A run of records
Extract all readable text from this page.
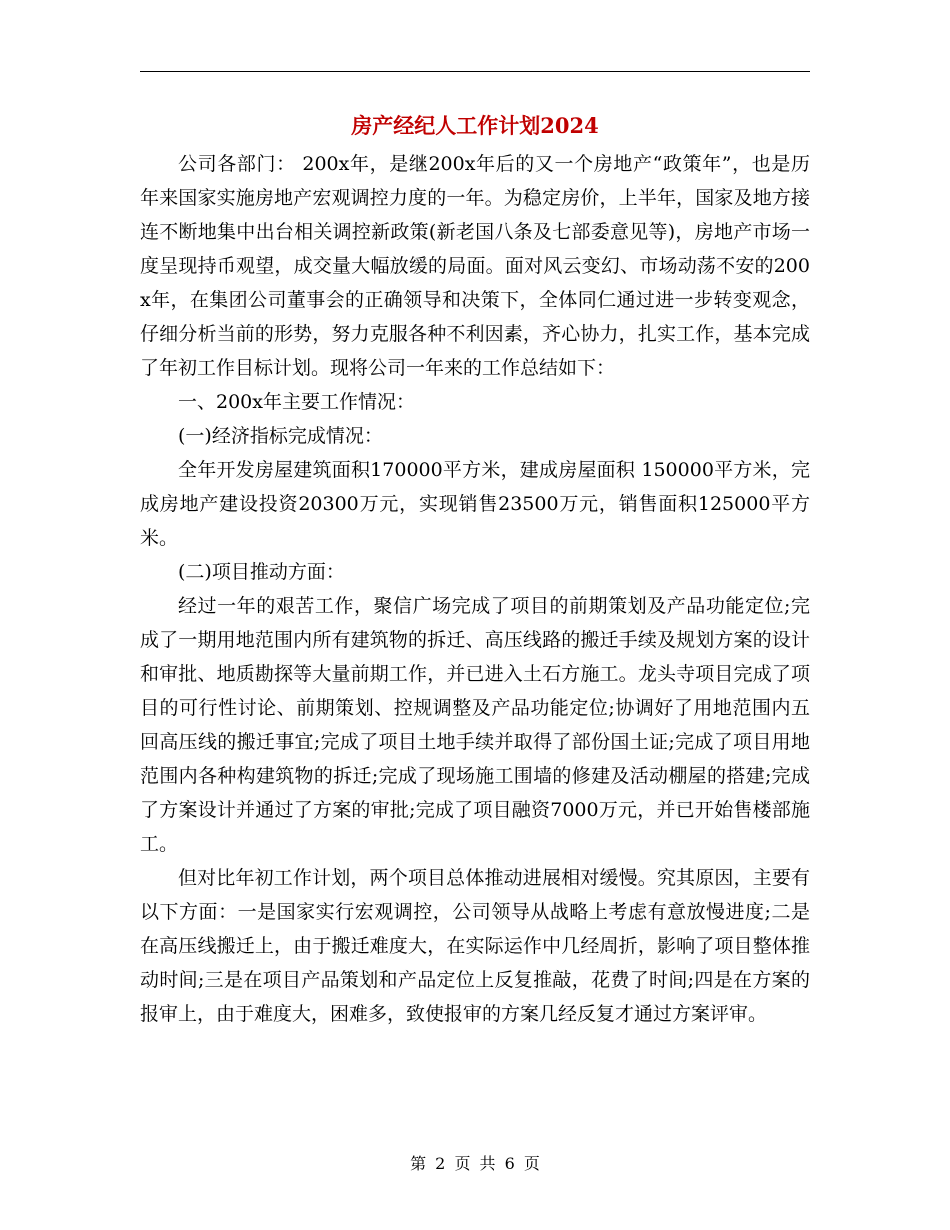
房产经纪人工作计划2024

公司各部门： 200x年，是继200x年后的又一个房地产“政策年”，也是历年来国家实施房地产宏观调控力度的一年。为稳定房价，上半年，国家及地方接连不断地集中出台相关调控新政策(新老国八条及七部委意见等)，房地产市场一度呈现持币观望，成交量大幅放缓的局面。面对风云变幻、市场动荡不安的200x年，在集团公司董事会的正确领导和决策下，全体同仁通过进一步转变观念，仔细分析当前的形势，努力克服各种不利因素，齐心协力，扎实工作，基本完成了年初工作目标计划。现将公司一年来的工作总结如下：

一、200x年主要工作情况：

(一)经济指标完成情况：

全年开发房屋建筑面积170000平方米，建成房屋面积 150000平方米，完成房地产建设投资20300万元，实现销售23500万元，销售面积125000平方米。

(二)项目推动方面：

经过一年的艰苦工作，聚信广场完成了项目的前期策划及产品功能定位;完成了一期用地范围内所有建筑物的拆迁、高压线路的搬迁手续及规划方案的设计和审批、地质勘探等大量前期工作，并已进入土石方施工。龙头寺项目完成了项目的可行性讨论、前期策划、控规调整及产品功能定位;协调好了用地范围内五回高压线的搬迁事宜;完成了项目土地手续并取得了部份国土证;完成了项目用地范围内各种构建筑物的拆迁;完成了现场施工围墙的修建及活动棚屋的搭建;完成了方案设计并通过了方案的审批;完成了项目融资7000万元，并已开始售楼部施工。

但对比年初工作计划，两个项目总体推动进展相对缓慢。究其原因，主要有以下方面：一是国家实行宏观调控，公司领导从战略上考虑有意放慢进度;二是在高压线搬迁上，由于搬迁难度大，在实际运作中几经周折，影响了项目整体推动时间;三是在项目产品策划和产品定位上反复推敲，花费了时间;四是在方案的报审上，由于难度大，困难多，致使报审的方案几经反复才通过方案评审。

第 2 页 共 6 页
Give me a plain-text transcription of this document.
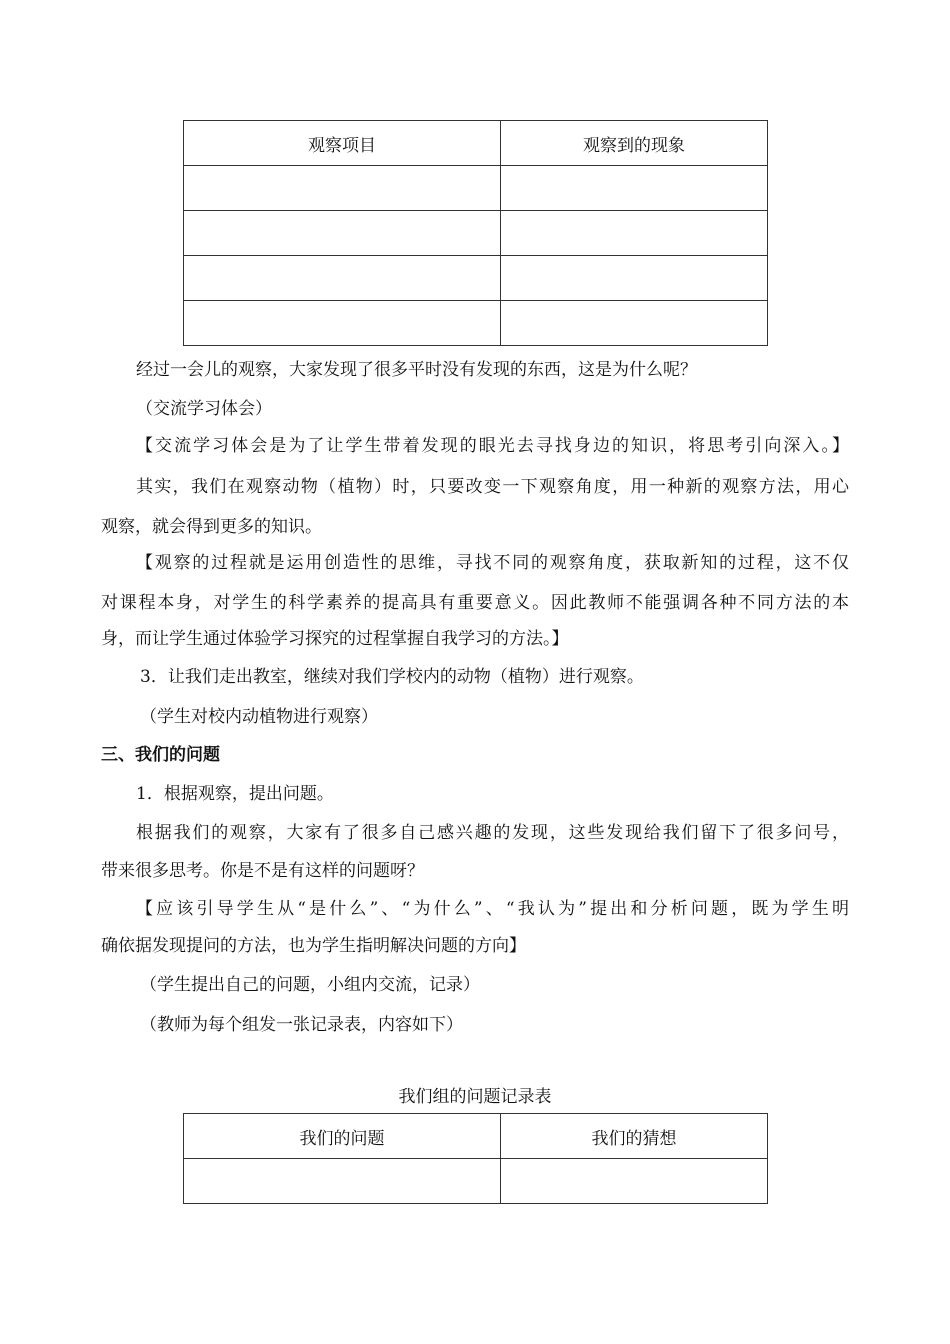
观察项目	观察到的现象

经过一会儿的观察，大家发现了很多平时没有发现的东西，这是为什么呢？
（交流学习体会）
【交流学习体会是为了让学生带着发现的眼光去寻找身边的知识，将思考引向深入。】
其实，我们在观察动物（植物）时，只要改变一下观察角度，用一种新的观察方法，用心
观察，就会得到更多的知识。
【观察的过程就是运用创造性的思维，寻找不同的观察角度，获取新知的过程，这不仅
对课程本身，对学生的科学素养的提高具有重要意义。因此教师不能强调各种不同方法的本
身，而让学生通过体验学习探究的过程掌握自我学习的方法。】
3．让我们走出教室，继续对我们学校内的动物（植物）进行观察。
（学生对校内动植物进行观察）
三、我们的问题
1．根据观察，提出问题。
根据我们的观察，大家有了很多自己感兴趣的发现，这些发现给我们留下了很多问号，
带来很多思考。你是不是有这样的问题呀？
【应该引导学生从“是什么”、“为什么”、“我认为”提出和分析问题，既为学生明
确依据发现提问的方法，也为学生指明解决问题的方向】
（学生提出自己的问题，小组内交流，记录）
（教师为每个组发一张记录表，内容如下）
我们组的问题记录表
我们的问题	我们的猜想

Problem to solve:
Provide only the count of lines in the material above that hold the word "this".

Exercise output:
2